Locate the lines of the listing below that hold "Password", then copy each of them.

:: INPUT DATA ::
◆ ◆ ◆ ◆ ◆
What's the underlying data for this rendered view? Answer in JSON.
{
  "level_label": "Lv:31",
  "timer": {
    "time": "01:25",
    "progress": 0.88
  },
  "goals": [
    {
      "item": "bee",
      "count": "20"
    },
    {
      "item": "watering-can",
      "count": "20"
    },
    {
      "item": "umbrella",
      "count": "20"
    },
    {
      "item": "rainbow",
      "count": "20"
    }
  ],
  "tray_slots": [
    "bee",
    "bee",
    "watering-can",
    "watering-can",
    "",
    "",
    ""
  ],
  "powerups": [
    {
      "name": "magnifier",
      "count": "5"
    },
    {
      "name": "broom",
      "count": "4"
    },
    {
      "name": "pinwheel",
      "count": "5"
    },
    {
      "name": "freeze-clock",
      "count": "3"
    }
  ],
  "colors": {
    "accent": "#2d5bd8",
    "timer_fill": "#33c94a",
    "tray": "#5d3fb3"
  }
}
◆ ◆ ◆ ◆ ◆
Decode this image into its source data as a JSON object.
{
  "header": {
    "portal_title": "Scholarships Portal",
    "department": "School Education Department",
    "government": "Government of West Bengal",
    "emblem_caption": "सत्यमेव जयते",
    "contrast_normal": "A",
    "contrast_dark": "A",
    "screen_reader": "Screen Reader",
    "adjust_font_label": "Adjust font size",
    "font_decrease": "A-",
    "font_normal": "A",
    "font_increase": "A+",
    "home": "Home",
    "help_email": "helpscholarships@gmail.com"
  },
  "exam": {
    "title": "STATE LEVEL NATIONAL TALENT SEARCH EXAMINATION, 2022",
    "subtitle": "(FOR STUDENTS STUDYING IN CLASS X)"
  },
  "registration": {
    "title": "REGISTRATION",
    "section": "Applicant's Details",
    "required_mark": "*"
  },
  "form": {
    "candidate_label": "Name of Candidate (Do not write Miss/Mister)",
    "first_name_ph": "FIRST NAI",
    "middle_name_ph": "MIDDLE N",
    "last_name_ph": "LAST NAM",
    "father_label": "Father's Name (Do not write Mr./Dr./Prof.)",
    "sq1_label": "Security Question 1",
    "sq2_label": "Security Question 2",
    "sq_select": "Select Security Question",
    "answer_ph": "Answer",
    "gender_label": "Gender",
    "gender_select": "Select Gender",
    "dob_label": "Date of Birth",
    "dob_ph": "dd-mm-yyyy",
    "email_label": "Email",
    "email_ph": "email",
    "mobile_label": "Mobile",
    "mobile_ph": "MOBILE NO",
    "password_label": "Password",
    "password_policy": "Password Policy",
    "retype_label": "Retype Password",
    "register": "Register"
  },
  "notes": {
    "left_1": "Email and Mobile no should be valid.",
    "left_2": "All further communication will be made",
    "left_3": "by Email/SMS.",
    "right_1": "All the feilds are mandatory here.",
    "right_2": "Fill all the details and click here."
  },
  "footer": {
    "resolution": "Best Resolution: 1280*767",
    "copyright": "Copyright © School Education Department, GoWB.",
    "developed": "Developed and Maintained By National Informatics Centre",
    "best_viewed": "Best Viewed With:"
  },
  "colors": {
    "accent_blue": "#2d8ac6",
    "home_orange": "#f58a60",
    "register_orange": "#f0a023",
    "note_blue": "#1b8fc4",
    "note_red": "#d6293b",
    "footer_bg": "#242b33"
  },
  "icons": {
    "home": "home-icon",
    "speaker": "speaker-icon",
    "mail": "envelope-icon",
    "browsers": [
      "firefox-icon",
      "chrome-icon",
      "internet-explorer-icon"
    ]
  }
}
◆ ◆ ◆ ◆ ◆
:: ANSWER ::
    "password_label": "Password",
    "password_policy": "Password Policy",
    "retype_label": "Retype Password",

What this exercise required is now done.